- **STORED RECORDS**

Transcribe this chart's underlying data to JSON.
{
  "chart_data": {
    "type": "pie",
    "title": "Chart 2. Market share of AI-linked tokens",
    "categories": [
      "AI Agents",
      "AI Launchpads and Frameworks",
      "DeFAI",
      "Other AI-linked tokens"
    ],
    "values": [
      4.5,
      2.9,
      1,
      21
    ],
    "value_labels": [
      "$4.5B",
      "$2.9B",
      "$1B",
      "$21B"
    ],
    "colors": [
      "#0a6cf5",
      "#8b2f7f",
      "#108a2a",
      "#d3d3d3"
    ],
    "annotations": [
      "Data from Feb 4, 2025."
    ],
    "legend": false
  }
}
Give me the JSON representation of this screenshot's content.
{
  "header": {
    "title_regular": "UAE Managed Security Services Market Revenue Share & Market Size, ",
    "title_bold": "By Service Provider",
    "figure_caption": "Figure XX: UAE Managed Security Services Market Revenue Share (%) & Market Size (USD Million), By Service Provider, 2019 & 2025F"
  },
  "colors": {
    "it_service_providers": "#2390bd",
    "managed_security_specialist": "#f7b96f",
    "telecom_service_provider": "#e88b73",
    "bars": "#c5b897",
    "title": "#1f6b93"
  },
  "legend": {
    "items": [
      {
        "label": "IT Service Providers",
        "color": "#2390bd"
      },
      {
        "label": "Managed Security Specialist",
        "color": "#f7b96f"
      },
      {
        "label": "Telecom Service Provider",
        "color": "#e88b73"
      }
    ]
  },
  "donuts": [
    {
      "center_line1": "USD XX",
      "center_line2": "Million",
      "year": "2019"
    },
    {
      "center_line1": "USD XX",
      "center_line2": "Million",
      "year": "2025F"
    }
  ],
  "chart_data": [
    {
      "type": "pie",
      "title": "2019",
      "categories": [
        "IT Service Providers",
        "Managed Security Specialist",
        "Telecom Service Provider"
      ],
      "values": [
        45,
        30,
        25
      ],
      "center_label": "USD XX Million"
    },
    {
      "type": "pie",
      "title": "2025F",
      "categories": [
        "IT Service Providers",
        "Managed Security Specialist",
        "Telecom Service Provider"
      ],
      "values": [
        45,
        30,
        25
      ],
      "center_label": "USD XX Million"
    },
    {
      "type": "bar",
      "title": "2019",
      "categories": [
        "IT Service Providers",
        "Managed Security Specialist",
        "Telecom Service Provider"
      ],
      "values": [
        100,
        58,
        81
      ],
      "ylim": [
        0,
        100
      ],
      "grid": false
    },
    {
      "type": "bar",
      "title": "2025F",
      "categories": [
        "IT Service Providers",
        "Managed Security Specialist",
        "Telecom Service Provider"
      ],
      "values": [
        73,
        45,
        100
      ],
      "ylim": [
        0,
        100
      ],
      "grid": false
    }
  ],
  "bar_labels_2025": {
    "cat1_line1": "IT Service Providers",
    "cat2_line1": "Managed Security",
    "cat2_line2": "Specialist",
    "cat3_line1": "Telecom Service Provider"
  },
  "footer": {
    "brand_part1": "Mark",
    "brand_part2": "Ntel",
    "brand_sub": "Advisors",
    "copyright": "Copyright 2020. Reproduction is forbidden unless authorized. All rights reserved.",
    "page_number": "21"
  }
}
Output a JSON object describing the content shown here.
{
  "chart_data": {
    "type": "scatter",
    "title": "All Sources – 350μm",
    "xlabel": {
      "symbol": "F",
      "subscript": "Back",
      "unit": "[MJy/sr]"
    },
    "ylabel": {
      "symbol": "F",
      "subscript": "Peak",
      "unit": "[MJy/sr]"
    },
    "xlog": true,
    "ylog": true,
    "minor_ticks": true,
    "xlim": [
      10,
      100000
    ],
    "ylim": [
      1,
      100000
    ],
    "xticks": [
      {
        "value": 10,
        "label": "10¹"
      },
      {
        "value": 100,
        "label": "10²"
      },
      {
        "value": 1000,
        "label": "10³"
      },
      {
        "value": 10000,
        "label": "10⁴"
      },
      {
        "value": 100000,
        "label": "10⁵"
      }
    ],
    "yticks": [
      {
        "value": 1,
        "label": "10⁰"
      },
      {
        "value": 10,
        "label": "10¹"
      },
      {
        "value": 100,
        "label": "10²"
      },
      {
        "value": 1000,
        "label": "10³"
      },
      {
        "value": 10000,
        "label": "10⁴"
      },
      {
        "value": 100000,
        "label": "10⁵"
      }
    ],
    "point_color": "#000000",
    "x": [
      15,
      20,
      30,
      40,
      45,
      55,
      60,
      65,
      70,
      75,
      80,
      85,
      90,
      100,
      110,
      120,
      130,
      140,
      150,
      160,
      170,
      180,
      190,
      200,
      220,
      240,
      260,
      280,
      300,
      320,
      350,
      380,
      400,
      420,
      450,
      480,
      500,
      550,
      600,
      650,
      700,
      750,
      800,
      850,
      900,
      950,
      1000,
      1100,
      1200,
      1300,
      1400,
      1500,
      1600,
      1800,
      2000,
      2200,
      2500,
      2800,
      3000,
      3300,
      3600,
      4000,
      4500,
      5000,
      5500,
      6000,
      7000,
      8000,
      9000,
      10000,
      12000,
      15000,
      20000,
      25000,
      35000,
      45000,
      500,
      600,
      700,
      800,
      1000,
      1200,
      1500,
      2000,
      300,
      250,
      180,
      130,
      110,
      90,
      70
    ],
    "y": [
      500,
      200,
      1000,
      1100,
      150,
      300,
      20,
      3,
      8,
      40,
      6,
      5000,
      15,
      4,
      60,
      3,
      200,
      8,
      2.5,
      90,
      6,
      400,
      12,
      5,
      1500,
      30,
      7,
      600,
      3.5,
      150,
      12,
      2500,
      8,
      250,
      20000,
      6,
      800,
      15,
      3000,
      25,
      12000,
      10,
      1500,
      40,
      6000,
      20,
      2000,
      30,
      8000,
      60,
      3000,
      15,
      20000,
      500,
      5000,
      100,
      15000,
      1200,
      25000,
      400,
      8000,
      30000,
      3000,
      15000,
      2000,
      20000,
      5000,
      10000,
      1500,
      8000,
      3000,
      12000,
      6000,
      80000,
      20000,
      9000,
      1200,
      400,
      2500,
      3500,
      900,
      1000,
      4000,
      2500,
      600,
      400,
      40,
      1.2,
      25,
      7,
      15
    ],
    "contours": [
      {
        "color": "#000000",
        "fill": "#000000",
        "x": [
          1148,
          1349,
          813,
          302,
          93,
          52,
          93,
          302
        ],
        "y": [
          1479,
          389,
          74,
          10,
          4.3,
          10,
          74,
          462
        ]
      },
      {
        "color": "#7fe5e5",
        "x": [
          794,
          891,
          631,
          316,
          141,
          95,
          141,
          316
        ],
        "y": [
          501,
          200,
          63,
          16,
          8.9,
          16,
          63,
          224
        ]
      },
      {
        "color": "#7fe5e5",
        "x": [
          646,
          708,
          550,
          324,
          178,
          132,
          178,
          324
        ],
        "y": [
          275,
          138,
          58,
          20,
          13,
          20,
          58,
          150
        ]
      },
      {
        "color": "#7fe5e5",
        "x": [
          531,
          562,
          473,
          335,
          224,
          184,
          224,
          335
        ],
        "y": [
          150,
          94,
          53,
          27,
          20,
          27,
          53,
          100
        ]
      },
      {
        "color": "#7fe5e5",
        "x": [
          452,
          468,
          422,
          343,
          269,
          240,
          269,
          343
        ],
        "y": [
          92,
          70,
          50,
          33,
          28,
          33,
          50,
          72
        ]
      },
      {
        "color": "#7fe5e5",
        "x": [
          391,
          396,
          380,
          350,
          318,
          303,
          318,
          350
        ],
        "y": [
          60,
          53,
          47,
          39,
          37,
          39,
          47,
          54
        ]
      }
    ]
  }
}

- **YOUR GOAL**
Check every line of the data above for the string "Size", and copy those that have it.

- **ANSWER TO THE PROBLEM**
    "title_regular": "UAE Managed Security Services Market Revenue Share & Market Size, ",
    "figure_caption": "Figure XX: UAE Managed Security Services Market Revenue Share (%) & Market Size (USD Million), By Service Provider, 2019 & 2025F"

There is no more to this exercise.